YOUR INSTRUCTIONS
Reproduce each line of the material precisely.

INPUT
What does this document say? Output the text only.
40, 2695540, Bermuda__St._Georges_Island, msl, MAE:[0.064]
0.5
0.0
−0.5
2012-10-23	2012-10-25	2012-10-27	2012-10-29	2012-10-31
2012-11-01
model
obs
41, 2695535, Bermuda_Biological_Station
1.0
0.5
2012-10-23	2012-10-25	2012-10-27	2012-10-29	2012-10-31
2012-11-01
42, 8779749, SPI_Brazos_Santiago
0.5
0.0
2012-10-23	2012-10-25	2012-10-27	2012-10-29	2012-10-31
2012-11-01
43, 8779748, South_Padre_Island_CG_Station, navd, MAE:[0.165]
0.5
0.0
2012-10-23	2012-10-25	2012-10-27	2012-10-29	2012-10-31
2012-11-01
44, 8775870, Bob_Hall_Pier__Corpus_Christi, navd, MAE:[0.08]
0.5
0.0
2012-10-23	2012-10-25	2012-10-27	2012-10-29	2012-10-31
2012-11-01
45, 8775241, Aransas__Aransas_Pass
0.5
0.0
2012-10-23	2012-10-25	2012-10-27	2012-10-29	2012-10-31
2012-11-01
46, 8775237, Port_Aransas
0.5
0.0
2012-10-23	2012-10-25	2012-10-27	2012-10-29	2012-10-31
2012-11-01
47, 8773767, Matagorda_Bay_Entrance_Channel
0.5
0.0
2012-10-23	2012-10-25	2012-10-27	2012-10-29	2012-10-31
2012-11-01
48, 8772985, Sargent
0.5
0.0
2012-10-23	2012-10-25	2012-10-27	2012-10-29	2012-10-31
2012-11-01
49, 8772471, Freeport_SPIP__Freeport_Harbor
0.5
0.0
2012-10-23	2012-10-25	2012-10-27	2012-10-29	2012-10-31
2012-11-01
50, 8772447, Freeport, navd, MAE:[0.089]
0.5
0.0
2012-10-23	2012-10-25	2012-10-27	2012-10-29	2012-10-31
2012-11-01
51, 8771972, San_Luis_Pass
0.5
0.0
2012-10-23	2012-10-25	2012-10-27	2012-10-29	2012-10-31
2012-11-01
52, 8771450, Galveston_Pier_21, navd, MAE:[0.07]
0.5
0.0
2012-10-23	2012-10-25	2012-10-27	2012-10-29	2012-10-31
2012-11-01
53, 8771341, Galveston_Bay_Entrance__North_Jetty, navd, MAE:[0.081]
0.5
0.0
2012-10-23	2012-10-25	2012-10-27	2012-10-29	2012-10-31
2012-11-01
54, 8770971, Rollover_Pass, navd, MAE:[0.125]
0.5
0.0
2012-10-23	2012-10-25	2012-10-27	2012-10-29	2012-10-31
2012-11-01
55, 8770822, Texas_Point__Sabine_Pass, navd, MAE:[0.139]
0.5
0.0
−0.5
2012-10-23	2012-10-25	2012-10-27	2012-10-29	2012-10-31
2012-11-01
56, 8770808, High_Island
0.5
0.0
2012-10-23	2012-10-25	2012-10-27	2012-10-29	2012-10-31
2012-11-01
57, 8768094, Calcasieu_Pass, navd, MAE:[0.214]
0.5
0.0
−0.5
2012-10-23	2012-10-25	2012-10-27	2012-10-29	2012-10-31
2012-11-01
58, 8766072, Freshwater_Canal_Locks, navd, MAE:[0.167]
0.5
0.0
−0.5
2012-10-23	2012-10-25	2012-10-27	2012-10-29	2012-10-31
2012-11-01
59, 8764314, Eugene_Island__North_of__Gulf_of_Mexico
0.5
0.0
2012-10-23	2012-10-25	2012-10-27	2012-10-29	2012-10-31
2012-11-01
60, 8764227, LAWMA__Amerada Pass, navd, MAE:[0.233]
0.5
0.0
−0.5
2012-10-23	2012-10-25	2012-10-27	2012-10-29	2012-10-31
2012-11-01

ANSWER IN FULL
What does this document say? Output the text only.
40, 2695540, Bermuda__St._Georges_Island, msl, MAE:[0.064]
0.5
0.0
−0.5
2012-10-23	2012-10-25	2012-10-27	2012-10-29	2012-10-31
2012-11-01
model
obs
41, 2695535, Bermuda_Biological_Station
1.0
0.5
2012-10-23	2012-10-25	2012-10-27	2012-10-29	2012-10-31
2012-11-01
42, 8779749, SPI_Brazos_Santiago
0.5
0.0
2012-10-23	2012-10-25	2012-10-27	2012-10-29	2012-10-31
2012-11-01
43, 8779748, South_Padre_Island_CG_Station, navd, MAE:[0.165]
0.5
0.0
2012-10-23	2012-10-25	2012-10-27	2012-10-29	2012-10-31
2012-11-01
44, 8775870, Bob_Hall_Pier__Corpus_Christi, navd, MAE:[0.08]
0.5
0.0
2012-10-23	2012-10-25	2012-10-27	2012-10-29	2012-10-31
2012-11-01
45, 8775241, Aransas__Aransas_Pass
0.5
0.0
2012-10-23	2012-10-25	2012-10-27	2012-10-29	2012-10-31
2012-11-01
46, 8775237, Port_Aransas
0.5
0.0
2012-10-23	2012-10-25	2012-10-27	2012-10-29	2012-10-31
2012-11-01
47, 8773767, Matagorda_Bay_Entrance_Channel
0.5
0.0
2012-10-23	2012-10-25	2012-10-27	2012-10-29	2012-10-31
2012-11-01
48, 8772985, Sargent
0.5
0.0
2012-10-23	2012-10-25	2012-10-27	2012-10-29	2012-10-31
2012-11-01
49, 8772471, Freeport_SPIP__Freeport_Harbor
0.5
0.0
2012-10-23	2012-10-25	2012-10-27	2012-10-29	2012-10-31
2012-11-01
50, 8772447, Freeport, navd, MAE:[0.089]
0.5
0.0
2012-10-23	2012-10-25	2012-10-27	2012-10-29	2012-10-31
2012-11-01
51, 8771972, San_Luis_Pass
0.5
0.0
2012-10-23	2012-10-25	2012-10-27	2012-10-29	2012-10-31
2012-11-01
52, 8771450, Galveston_Pier_21, navd, MAE:[0.07]
0.5
0.0
2012-10-23	2012-10-25	2012-10-27	2012-10-29	2012-10-31
2012-11-01
53, 8771341, Galveston_Bay_Entrance__North_Jetty, navd, MAE:[0.081]
0.5
0.0
2012-10-23	2012-10-25	2012-10-27	2012-10-29	2012-10-31
2012-11-01
54, 8770971, Rollover_Pass, navd, MAE:[0.125]
0.5
0.0
2012-10-23	2012-10-25	2012-10-27	2012-10-29	2012-10-31
2012-11-01
55, 8770822, Texas_Point__Sabine_Pass, navd, MAE:[0.139]
0.5
0.0
−0.5
2012-10-23	2012-10-25	2012-10-27	2012-10-29	2012-10-31
2012-11-01
56, 8770808, High_Island
0.5
0.0
2012-10-23	2012-10-25	2012-10-27	2012-10-29	2012-10-31
2012-11-01
57, 8768094, Calcasieu_Pass, navd, MAE:[0.214]
0.5
0.0
−0.5
2012-10-23	2012-10-25	2012-10-27	2012-10-29	2012-10-31
2012-11-01
58, 8766072, Freshwater_Canal_Locks, navd, MAE:[0.167]
0.5
0.0
−0.5
2012-10-23	2012-10-25	2012-10-27	2012-10-29	2012-10-31
2012-11-01
59, 8764314, Eugene_Island__North_of__Gulf_of_Mexico
0.5
0.0
2012-10-23	2012-10-25	2012-10-27	2012-10-29	2012-10-31
2012-11-01
60, 8764227, LAWMA__Amerada Pass, navd, MAE:[0.233]
0.5
0.0
−0.5
2012-10-23	2012-10-25	2012-10-27	2012-10-29	2012-10-31
2012-11-01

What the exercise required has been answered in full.